:: WHAT YOU HAVE TO DO ::
Pictures in the data below are not part of the copy; transcribe everything else exactly.

:: LISTED RECORDS ::

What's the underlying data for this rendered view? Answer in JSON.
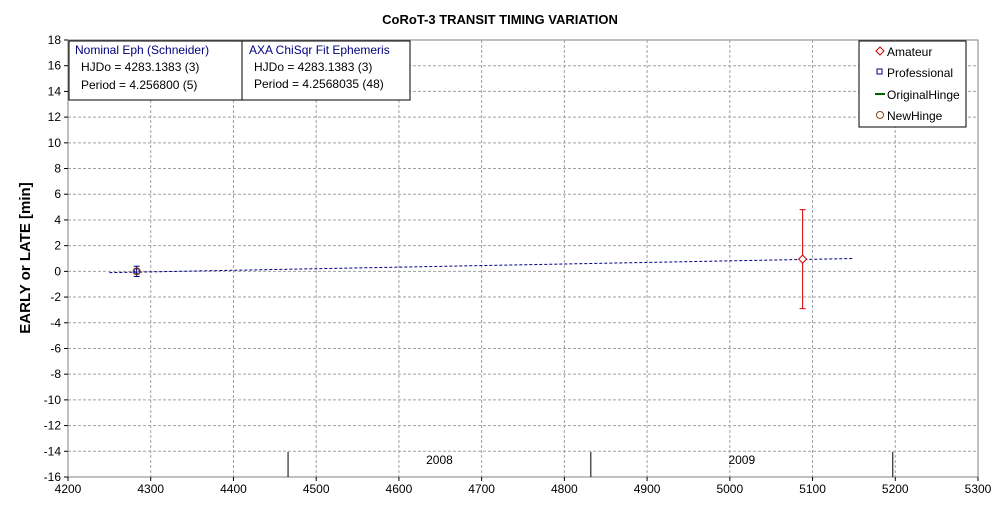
{
  "chart_data": {
    "type": "scatter",
    "title": "CoRoT-3 TRANSIT TIMING VARIATION",
    "xlabel": "",
    "ylabel": "EARLY or LATE [min]",
    "xlim": [
      4200,
      5300
    ],
    "ylim": [
      -16,
      18
    ],
    "x_ticks": [
      4200,
      4300,
      4400,
      4500,
      4600,
      4700,
      4800,
      4900,
      5000,
      5100,
      5200,
      5300
    ],
    "y_ticks": [
      18,
      16,
      14,
      12,
      10,
      8,
      6,
      4,
      2,
      0,
      -2,
      -4,
      -6,
      -8,
      -10,
      -12,
      -14,
      -16
    ],
    "grid": true,
    "legend_position": "top-right",
    "series": [
      {
        "name": "Amateur",
        "marker": "diamond",
        "color": "#cc0000",
        "points": [
          {
            "x": 5088,
            "y": 0.95,
            "err": 3.85
          }
        ]
      },
      {
        "name": "Professional",
        "marker": "square",
        "color": "#000080",
        "points": [
          {
            "x": 4283,
            "y": 0.0,
            "err": 0.4
          }
        ]
      },
      {
        "name": "OriginalHinge",
        "marker": "line",
        "color": "#006400",
        "points": []
      },
      {
        "name": "NewHinge",
        "marker": "circle",
        "color": "#8b4513",
        "points": [
          {
            "x": 4283,
            "y": 0.0,
            "err": 0.0
          }
        ]
      }
    ],
    "trend_line": {
      "color": "#000080",
      "style": "dashed",
      "points": [
        {
          "x": 4250,
          "y": -0.1
        },
        {
          "x": 5150,
          "y": 1.0
        }
      ]
    },
    "year_markers": [
      {
        "x": 4466,
        "label": "2008"
      },
      {
        "x": 4832,
        "label": "2009"
      },
      {
        "x": 5197,
        "label": ""
      }
    ],
    "info_boxes": [
      {
        "title": "Nominal Eph (Schneider)",
        "line1": "HJDo = 4283.1383 (3)",
        "line2": "Period = 4.256800 (5)"
      },
      {
        "title": "AXA ChiSqr Fit Ephemeris",
        "line1": "HJDo = 4283.1383 (3)",
        "line2": "Period = 4.2568035 (48)"
      }
    ],
    "colors": {
      "grid": "#a0a0a0",
      "amateur": "#cc0000",
      "professional": "#000080",
      "original_hinge": "#006400",
      "new_hinge": "#8b4513",
      "trend": "#000080",
      "box_title": "#000080"
    }
  }
}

:: COMPLETED EXERCISE ::
What's the underlying data for this rendered view? Answer in JSON.
{
  "chart_data": {
    "type": "scatter",
    "title": "CoRoT-3 TRANSIT TIMING VARIATION",
    "xlabel": "",
    "ylabel": "EARLY or LATE [min]",
    "xlim": [
      4200,
      5300
    ],
    "ylim": [
      -16,
      18
    ],
    "x_ticks": [
      4200,
      4300,
      4400,
      4500,
      4600,
      4700,
      4800,
      4900,
      5000,
      5100,
      5200,
      5300
    ],
    "y_ticks": [
      18,
      16,
      14,
      12,
      10,
      8,
      6,
      4,
      2,
      0,
      -2,
      -4,
      -6,
      -8,
      -10,
      -12,
      -14,
      -16
    ],
    "grid": true,
    "legend_position": "top-right",
    "series": [
      {
        "name": "Amateur",
        "marker": "diamond",
        "color": "#cc0000",
        "points": [
          {
            "x": 5088,
            "y": 0.95,
            "err": 3.85
          }
        ]
      },
      {
        "name": "Professional",
        "marker": "square",
        "color": "#000080",
        "points": [
          {
            "x": 4283,
            "y": 0.0,
            "err": 0.4
          }
        ]
      },
      {
        "name": "OriginalHinge",
        "marker": "line",
        "color": "#006400",
        "points": []
      },
      {
        "name": "NewHinge",
        "marker": "circle",
        "color": "#8b4513",
        "points": [
          {
            "x": 4283,
            "y": 0.0,
            "err": 0.0
          }
        ]
      }
    ],
    "trend_line": {
      "color": "#000080",
      "style": "dashed",
      "points": [
        {
          "x": 4250,
          "y": -0.1
        },
        {
          "x": 5150,
          "y": 1.0
        }
      ]
    },
    "year_markers": [
      {
        "x": 4466,
        "label": "2008"
      },
      {
        "x": 4832,
        "label": "2009"
      },
      {
        "x": 5197,
        "label": ""
      }
    ],
    "info_boxes": [
      {
        "title": "Nominal Eph (Schneider)",
        "line1": "HJDo = 4283.1383 (3)",
        "line2": "Period = 4.256800 (5)"
      },
      {
        "title": "AXA ChiSqr Fit Ephemeris",
        "line1": "HJDo = 4283.1383 (3)",
        "line2": "Period = 4.2568035 (48)"
      }
    ],
    "colors": {
      "grid": "#a0a0a0",
      "amateur": "#cc0000",
      "professional": "#000080",
      "original_hinge": "#006400",
      "new_hinge": "#8b4513",
      "trend": "#000080",
      "box_title": "#000080"
    }
  }
}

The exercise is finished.